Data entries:

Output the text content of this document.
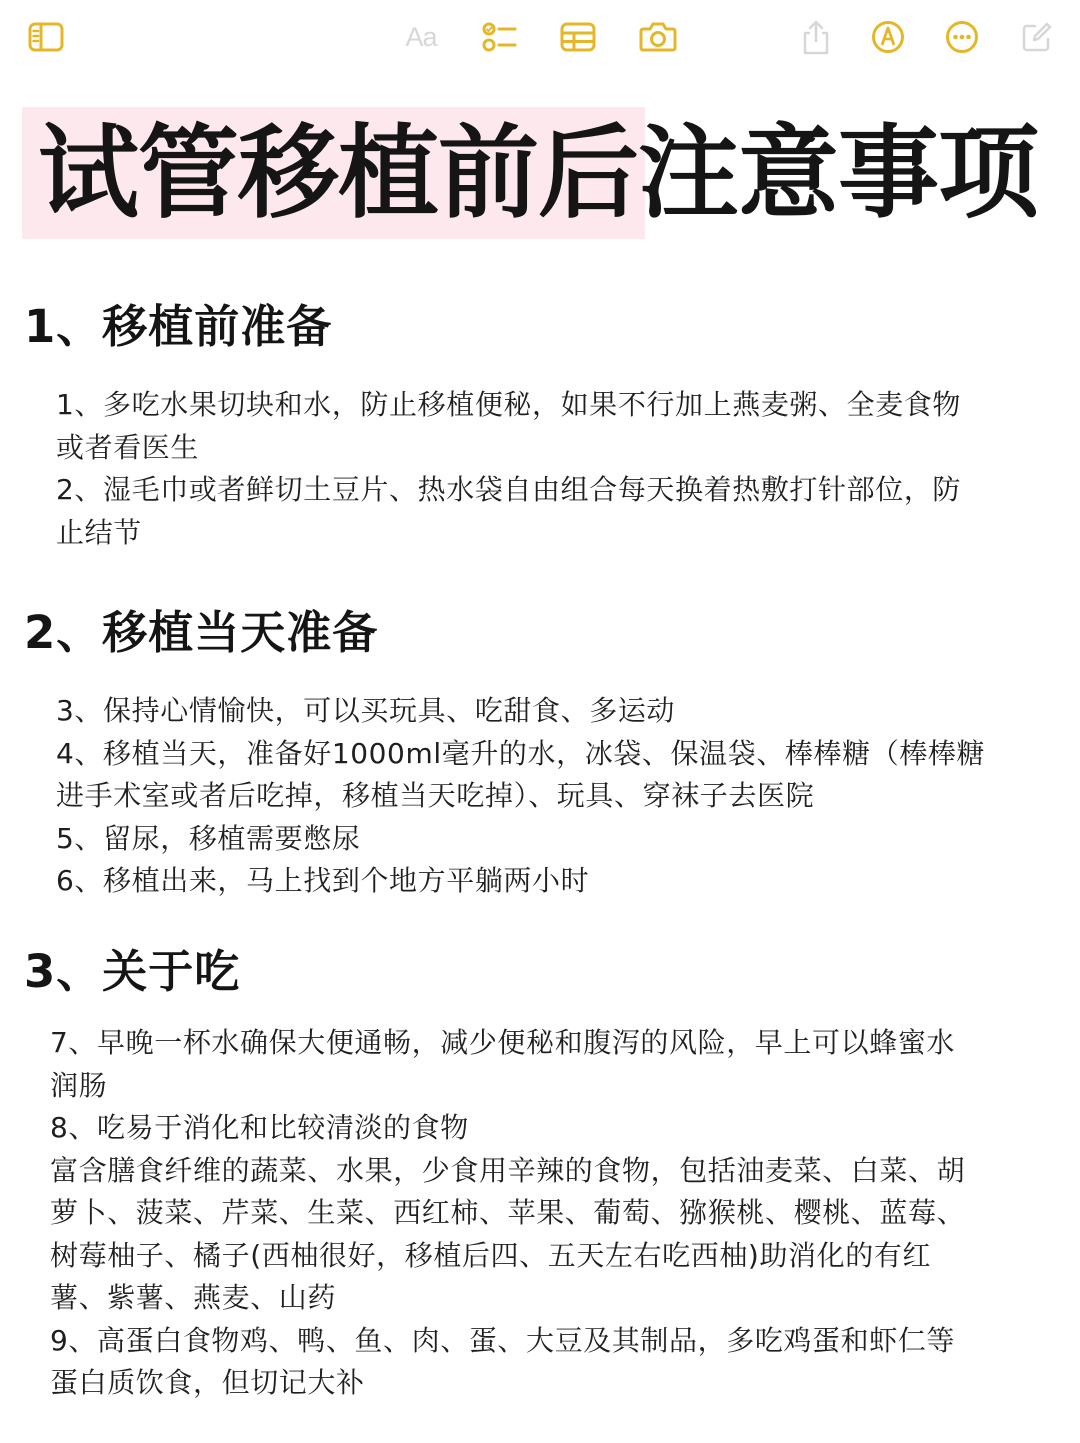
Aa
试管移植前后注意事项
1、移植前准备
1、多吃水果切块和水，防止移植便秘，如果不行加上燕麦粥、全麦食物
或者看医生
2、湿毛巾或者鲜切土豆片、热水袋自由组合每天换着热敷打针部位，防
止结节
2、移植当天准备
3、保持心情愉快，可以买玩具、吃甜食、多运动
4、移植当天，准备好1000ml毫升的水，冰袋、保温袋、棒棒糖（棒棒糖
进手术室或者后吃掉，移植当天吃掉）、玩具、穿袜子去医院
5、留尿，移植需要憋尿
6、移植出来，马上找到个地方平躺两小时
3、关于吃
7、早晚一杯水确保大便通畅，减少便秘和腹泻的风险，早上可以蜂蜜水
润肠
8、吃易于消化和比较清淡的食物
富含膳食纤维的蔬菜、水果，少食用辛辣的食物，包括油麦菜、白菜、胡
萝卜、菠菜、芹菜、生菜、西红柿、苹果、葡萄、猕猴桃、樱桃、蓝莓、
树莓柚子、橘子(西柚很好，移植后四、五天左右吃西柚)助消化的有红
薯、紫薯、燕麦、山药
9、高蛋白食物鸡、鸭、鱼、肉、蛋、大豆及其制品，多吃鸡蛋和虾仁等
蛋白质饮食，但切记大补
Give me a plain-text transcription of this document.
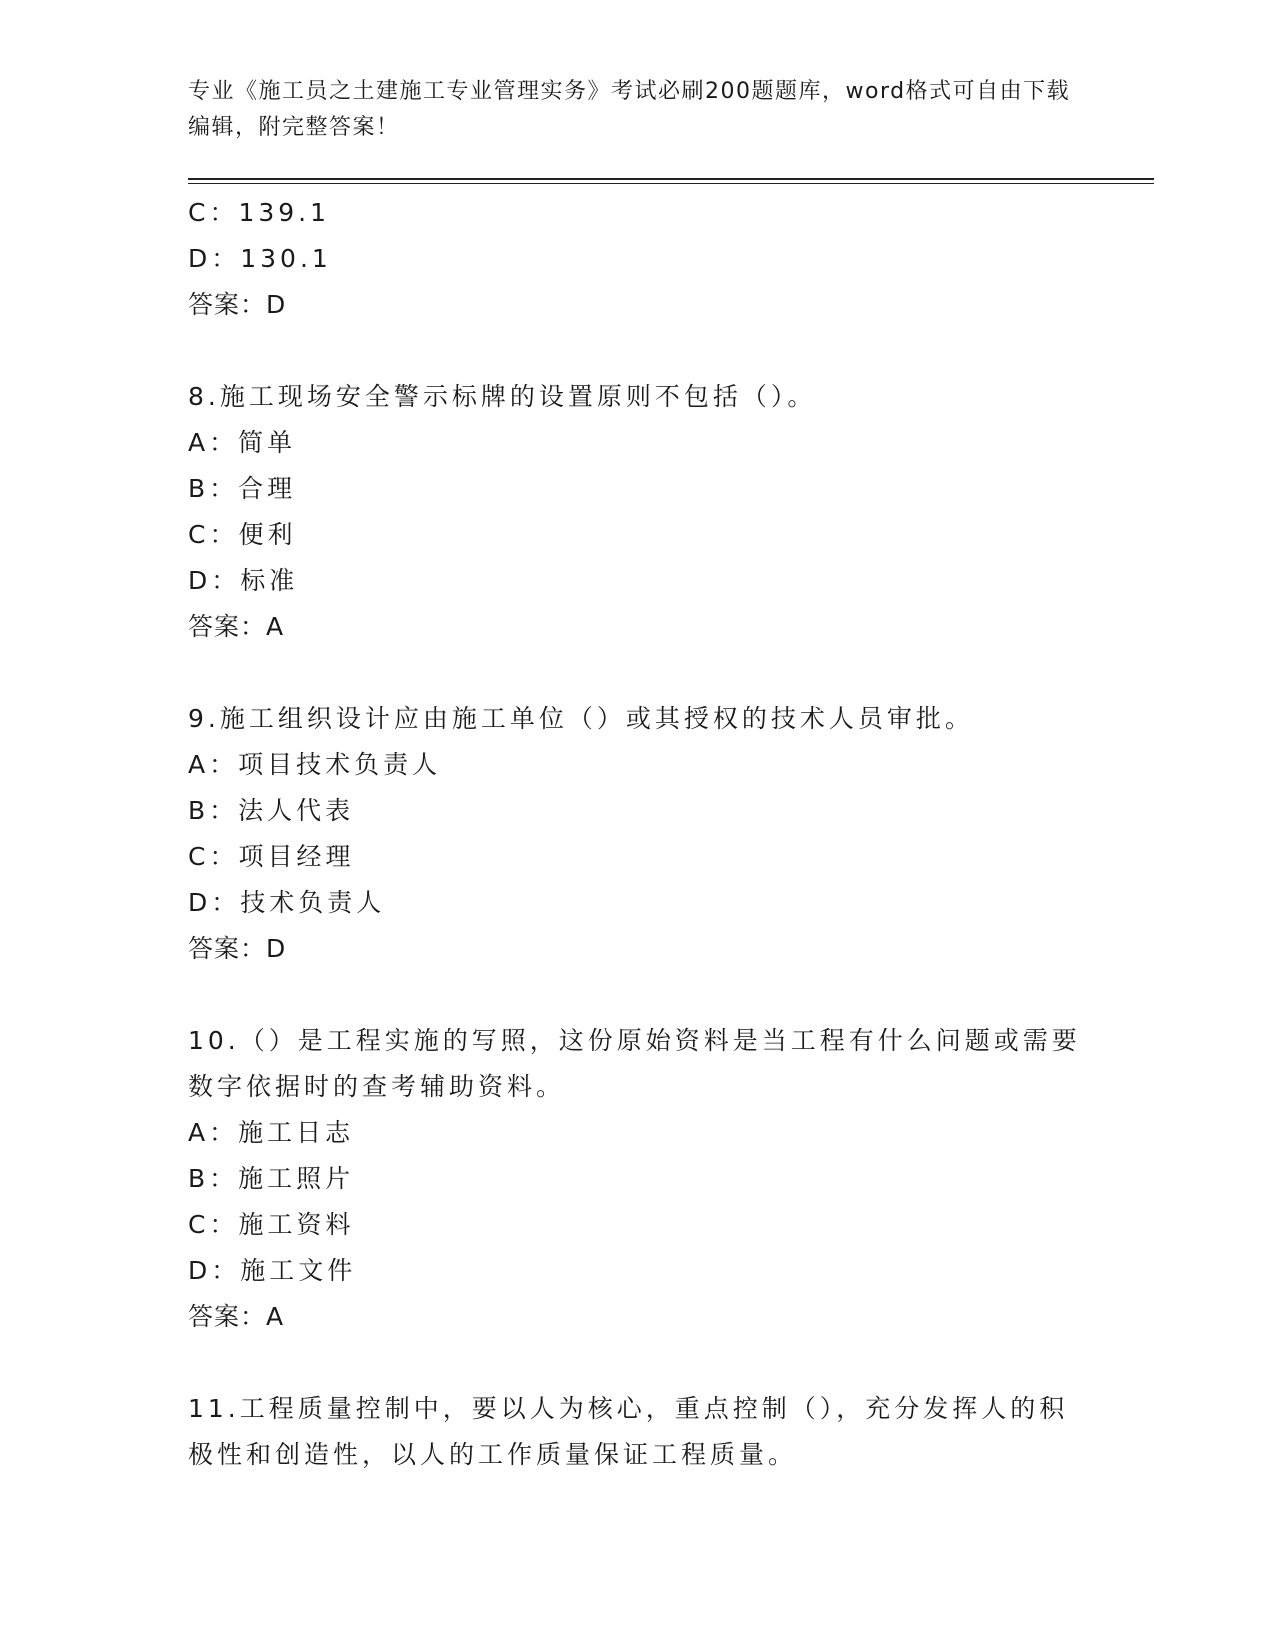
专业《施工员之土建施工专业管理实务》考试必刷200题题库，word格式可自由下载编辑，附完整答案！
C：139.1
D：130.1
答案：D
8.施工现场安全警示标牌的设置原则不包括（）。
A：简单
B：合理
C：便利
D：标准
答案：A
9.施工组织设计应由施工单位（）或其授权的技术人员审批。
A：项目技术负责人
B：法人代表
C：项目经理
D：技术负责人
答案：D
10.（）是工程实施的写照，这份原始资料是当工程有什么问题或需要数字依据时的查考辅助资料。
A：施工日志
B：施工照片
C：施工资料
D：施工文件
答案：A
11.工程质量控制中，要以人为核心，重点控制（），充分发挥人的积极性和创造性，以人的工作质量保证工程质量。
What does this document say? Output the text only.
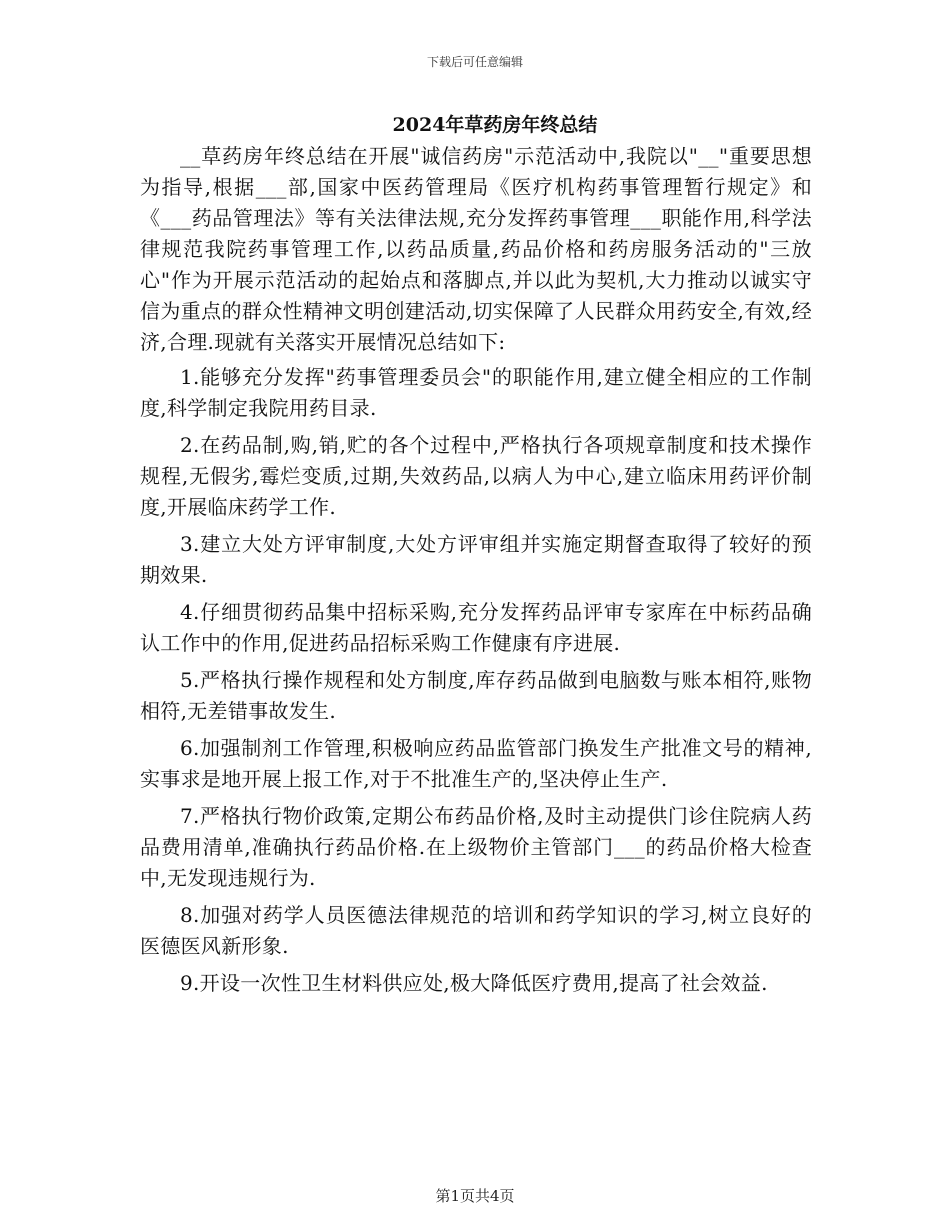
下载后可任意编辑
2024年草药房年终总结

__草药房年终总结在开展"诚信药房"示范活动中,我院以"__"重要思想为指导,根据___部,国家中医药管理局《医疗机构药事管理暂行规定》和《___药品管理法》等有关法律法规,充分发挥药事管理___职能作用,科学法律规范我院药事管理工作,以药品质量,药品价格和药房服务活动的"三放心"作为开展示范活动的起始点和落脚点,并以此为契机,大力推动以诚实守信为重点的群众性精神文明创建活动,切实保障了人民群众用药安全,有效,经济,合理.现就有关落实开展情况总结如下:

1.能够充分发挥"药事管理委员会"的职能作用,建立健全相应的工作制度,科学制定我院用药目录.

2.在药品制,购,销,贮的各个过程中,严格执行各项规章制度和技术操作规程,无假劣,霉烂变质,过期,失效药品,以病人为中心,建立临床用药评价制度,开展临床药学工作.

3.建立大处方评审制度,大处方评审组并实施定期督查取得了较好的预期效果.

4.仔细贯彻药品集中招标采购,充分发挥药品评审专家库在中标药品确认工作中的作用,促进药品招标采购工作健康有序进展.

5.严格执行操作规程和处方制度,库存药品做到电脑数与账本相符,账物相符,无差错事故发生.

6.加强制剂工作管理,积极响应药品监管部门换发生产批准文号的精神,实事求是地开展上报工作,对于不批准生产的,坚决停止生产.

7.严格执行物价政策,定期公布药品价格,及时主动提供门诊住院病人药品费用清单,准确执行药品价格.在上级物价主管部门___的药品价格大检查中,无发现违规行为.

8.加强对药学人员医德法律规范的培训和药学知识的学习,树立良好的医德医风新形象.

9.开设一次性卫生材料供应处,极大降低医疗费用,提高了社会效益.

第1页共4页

## Task objective
Excluding the pictures, restate the records above word for word.

## Response to this task
Output the text content of this document.
Aa
试管移植前后注意事项
1、移植前准备
1、多吃水果切块和水，防止移植便秘，如果不行加上燕麦粥、全麦食物
或者看医生
2、湿毛巾或者鲜切土豆片、热水袋自由组合每天换着热敷打针部位，防
止结节
2、移植当天准备
3、保持心情愉快，可以买玩具、吃甜食、多运动
4、移植当天，准备好1000ml毫升的水，冰袋、保温袋、棒棒糖（棒棒糖
进手术室或者后吃掉，移植当天吃掉）、玩具、穿袜子去医院
5、留尿，移植需要憋尿
6、移植出来，马上找到个地方平躺两小时
3、关于吃
7、早晚一杯水确保大便通畅，减少便秘和腹泻的风险，早上可以蜂蜜水
润肠
8、吃易于消化和比较清淡的食物
富含膳食纤维的蔬菜、水果，少食用辛辣的食物，包括油麦菜、白菜、胡
萝卜、菠菜、芹菜、生菜、西红柿、苹果、葡萄、猕猴桃、樱桃、蓝莓、
树莓柚子、橘子(西柚很好，移植后四、五天左右吃西柚)助消化的有红
薯、紫薯、燕麦、山药
9、高蛋白食物鸡、鸭、鱼、肉、蛋、大豆及其制品，多吃鸡蛋和虾仁等
蛋白质饮食，但切记大补
Give me a plain-text transcription of this document.
专业《施工员之土建施工专业管理实务》考试必刷200题题库，word格式可自由下载编辑，附完整答案！
C：139.1
D：130.1
答案：D
8.施工现场安全警示标牌的设置原则不包括（）。
A：简单
B：合理
C：便利
D：标准
答案：A
9.施工组织设计应由施工单位（）或其授权的技术人员审批。
A：项目技术负责人
B：法人代表
C：项目经理
D：技术负责人
答案：D
10.（）是工程实施的写照，这份原始资料是当工程有什么问题或需要数字依据时的查考辅助资料。
A：施工日志
B：施工照片
C：施工资料
D：施工文件
答案：A
11.工程质量控制中，要以人为核心，重点控制（），充分发挥人的积极性和创造性，以人的工作质量保证工程质量。
What does this document say? Output the text only.
下载后可任意编辑
2024年草药房年终总结

__草药房年终总结在开展"诚信药房"示范活动中,我院以"__"重要思想为指导,根据___部,国家中医药管理局《医疗机构药事管理暂行规定》和《___药品管理法》等有关法律法规,充分发挥药事管理___职能作用,科学法律规范我院药事管理工作,以药品质量,药品价格和药房服务活动的"三放心"作为开展示范活动的起始点和落脚点,并以此为契机,大力推动以诚实守信为重点的群众性精神文明创建活动,切实保障了人民群众用药安全,有效,经济,合理.现就有关落实开展情况总结如下:

1.能够充分发挥"药事管理委员会"的职能作用,建立健全相应的工作制度,科学制定我院用药目录.

2.在药品制,购,销,贮的各个过程中,严格执行各项规章制度和技术操作规程,无假劣,霉烂变质,过期,失效药品,以病人为中心,建立临床用药评价制度,开展临床药学工作.

3.建立大处方评审制度,大处方评审组并实施定期督查取得了较好的预期效果.

4.仔细贯彻药品集中招标采购,充分发挥药品评审专家库在中标药品确认工作中的作用,促进药品招标采购工作健康有序进展.

5.严格执行操作规程和处方制度,库存药品做到电脑数与账本相符,账物相符,无差错事故发生.

6.加强制剂工作管理,积极响应药品监管部门换发生产批准文号的精神,实事求是地开展上报工作,对于不批准生产的,坚决停止生产.

7.严格执行物价政策,定期公布药品价格,及时主动提供门诊住院病人药品费用清单,准确执行药品价格.在上级物价主管部门___的药品价格大检查中,无发现违规行为.

8.加强对药学人员医德法律规范的培训和药学知识的学习,树立良好的医德医风新形象.

9.开设一次性卫生材料供应处,极大降低医疗费用,提高了社会效益.

第1页共4页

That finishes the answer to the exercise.